- **VORLIEGENDER TEXTAUSZUG**
"""

Duisburg/Delitzsch. Willy Kröger erlebte am 17. Juni 1953 den Volksaufstand in der DDR mit. In Sachsen-Anhalt sah er, wie ein Mann bei den Demos erschossen wurde.
Wie ein Film laufe dieser Tag vor seinem inneren Auge immer wieder ab, sagt Willy Kröger, wenn er über den 17. Juni 1953 spricht. Den Volksaufstand in der DDR hat der damals 14-Jährige hautnah miterlebt. „Ich habe aus nächster Nähe gesehen wie ein Mann, der gar nichts mit den Demonstrationen zu tun hatte, erschossen wurde““, erzählt Kröger, der seit 1960 in Duisburg-Rheinhausen lebt. Er wurde am 25. März 1939 auch in NRW geboren, im westfälischen Herford, sein Vater starb, als seine Mutter noch mit ihm schwanger war. Sie heiratete erneut, einen Soldaten aus Ostdeutschland, mit dem sie 1942 nach Delitzsch, nördlich von Leipzig, zog.
„Ich bin ein Kriegskind und auch wenn ich damals noch klein war, kann ich mich sehr gut an die Endkämpfe erinnern“, so Kröger. Erst seien die Amerikaner nach Sachsen gekommen, dann die Russen. „Wir haben unter der sowjetischen Besatzung sehr gelitten, die Mangelwirtschaft war unser ständiger Begleiter.“ Nach der Gründung der DDR 1949 sei das nicht besser geworden. „Wir gehörten zu einer Baptistengemeinde und als gläubige Christen standen wir unter besonderer Beobachtung, eine schlimme Zeit“, beschreibt Kröger. Man habe im Gottesdienst immer gewusst, dass die Stasi mithöre.

"""

- **AUFGABE 1**
In welchem Jahr zog Willy Krögers Mutter laut dem Textauszug mit ihrem zweiten Ehemann nach Delitzsch?
- **AUFGABE 2**
Führen Sie sämtliche Jahreszahlen auf, die im Textauszug vorkommen, und ordnen Sie diese chronologisch.
Die Einträge haben mit dem Textauszug nichts zu tun.

- **BEREITGESTELLTE DATEN**
"""

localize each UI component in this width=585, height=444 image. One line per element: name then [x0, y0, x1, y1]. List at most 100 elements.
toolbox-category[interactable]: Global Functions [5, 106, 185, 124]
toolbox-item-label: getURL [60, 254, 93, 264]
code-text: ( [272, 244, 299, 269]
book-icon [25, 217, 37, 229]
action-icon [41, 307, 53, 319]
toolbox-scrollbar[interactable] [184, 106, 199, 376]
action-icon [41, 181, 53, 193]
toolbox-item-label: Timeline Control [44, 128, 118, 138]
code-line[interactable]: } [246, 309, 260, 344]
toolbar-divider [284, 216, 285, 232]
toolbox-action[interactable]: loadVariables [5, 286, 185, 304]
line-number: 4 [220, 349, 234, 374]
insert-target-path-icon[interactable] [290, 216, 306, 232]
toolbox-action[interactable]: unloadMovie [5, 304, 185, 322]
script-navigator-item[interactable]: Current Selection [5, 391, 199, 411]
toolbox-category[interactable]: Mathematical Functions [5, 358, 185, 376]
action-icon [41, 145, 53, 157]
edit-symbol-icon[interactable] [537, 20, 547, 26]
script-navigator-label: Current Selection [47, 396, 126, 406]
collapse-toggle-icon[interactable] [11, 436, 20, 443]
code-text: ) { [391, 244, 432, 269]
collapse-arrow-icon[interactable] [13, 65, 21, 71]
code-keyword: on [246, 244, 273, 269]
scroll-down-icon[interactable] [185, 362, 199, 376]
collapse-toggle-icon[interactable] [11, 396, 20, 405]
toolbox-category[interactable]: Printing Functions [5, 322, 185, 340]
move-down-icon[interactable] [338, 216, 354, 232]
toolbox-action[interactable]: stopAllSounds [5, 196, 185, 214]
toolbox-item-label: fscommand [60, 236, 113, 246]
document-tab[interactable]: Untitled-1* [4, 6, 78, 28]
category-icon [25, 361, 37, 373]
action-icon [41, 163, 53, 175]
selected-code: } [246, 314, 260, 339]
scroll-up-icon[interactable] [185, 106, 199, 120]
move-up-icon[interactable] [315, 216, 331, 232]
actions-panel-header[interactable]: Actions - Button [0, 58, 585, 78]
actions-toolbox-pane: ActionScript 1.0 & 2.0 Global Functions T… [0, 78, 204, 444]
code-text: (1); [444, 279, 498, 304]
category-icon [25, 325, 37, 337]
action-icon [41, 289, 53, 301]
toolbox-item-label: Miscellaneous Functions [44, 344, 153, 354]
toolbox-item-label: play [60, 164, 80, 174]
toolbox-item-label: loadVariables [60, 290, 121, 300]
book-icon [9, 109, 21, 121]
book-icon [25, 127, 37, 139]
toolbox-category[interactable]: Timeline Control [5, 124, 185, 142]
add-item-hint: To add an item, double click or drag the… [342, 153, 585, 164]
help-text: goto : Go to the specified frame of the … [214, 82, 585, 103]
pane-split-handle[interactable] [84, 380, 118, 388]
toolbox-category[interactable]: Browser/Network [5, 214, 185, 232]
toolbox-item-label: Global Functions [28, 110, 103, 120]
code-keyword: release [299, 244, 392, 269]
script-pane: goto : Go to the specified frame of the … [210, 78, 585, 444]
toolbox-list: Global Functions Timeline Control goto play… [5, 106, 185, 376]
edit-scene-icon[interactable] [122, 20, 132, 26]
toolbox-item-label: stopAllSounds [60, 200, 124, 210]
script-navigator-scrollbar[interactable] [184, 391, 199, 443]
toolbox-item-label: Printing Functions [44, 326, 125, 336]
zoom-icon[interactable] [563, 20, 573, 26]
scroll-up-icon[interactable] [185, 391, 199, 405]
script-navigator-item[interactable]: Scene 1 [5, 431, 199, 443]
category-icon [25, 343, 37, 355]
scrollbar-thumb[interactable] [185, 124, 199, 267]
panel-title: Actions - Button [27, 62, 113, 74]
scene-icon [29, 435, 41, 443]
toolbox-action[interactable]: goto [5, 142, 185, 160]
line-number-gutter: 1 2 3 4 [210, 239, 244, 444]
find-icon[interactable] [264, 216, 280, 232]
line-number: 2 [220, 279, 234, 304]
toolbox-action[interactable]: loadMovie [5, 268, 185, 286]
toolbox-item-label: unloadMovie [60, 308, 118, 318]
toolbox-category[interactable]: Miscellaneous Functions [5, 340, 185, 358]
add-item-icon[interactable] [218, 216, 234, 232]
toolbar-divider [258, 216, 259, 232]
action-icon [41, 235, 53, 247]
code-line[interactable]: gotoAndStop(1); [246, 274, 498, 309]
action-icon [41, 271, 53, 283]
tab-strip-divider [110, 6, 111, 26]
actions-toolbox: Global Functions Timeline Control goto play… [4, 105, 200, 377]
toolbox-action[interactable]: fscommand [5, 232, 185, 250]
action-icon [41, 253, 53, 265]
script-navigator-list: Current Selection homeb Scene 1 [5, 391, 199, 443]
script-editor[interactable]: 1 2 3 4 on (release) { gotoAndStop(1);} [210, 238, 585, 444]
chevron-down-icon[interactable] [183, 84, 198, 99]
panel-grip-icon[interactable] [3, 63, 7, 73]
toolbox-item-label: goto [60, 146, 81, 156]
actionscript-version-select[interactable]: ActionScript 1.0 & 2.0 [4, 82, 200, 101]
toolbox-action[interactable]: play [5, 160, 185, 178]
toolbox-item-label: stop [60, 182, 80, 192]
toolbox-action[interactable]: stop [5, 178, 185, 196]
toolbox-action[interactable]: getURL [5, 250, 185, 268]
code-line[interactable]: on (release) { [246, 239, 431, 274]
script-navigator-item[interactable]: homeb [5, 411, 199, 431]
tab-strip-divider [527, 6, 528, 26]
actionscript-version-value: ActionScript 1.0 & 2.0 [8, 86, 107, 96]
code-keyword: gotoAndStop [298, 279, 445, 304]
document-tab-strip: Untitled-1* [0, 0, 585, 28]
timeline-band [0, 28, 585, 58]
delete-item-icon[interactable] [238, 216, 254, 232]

"""

- **ENDGÜLTIGE ANTWORT 1**
Im Jahr 1942.

- **ENDGÜLTIGE ANTWORT 2**
1939, 1942, 1949, 1953, 1960